-- start Material to process --

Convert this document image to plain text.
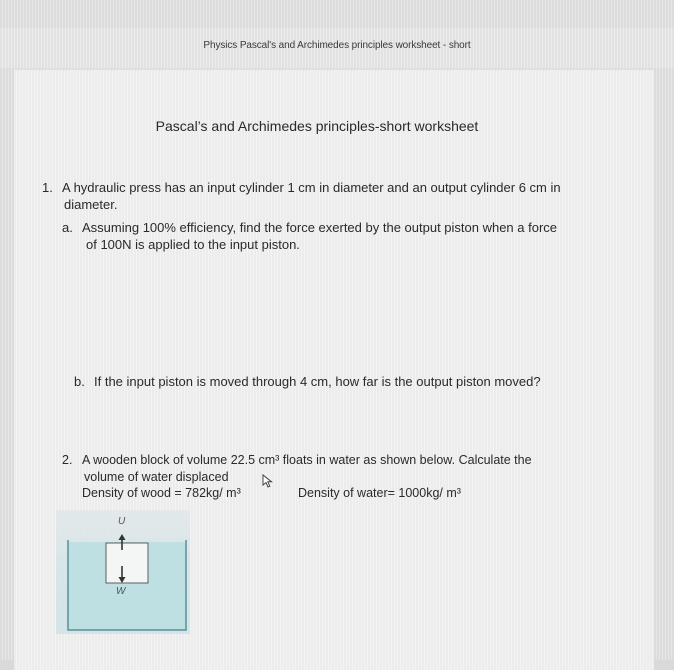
Physics Pascal's and Archimedes principles worksheet - short
Pascal’s and Archimedes principles-short worksheet
1. A hydraulic press has an input cylinder 1 cm in diameter and an output cylinder 6 cm in
diameter.
a. Assuming 100% efficiency, find the force exerted by the output piston when a force
of 100N is applied to the input piston.
b. If the input piston is moved through 4 cm, how far is the output piston moved?
2. A wooden block of volume 22.5 cm³ floats in water as shown below. Calculate the
volume of water displaced
Density of wood = 782kg/ m³	Density of water= 1000kg/ m³
U
W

-- end Material to process --

### [Given task]
Copy out all the data exactly; skip the pictures.

### [The response]
Convert this document image to plain text.
Physics Pascal's and Archimedes principles worksheet - short
Pascal’s and Archimedes principles-short worksheet
1. A hydraulic press has an input cylinder 1 cm in diameter and an output cylinder 6 cm in
diameter.
a. Assuming 100% efficiency, find the force exerted by the output piston when a force
of 100N is applied to the input piston.
b. If the input piston is moved through 4 cm, how far is the output piston moved?
2. A wooden block of volume 22.5 cm³ floats in water as shown below. Calculate the
volume of water displaced
Density of wood = 782kg/ m³	Density of water= 1000kg/ m³
U
W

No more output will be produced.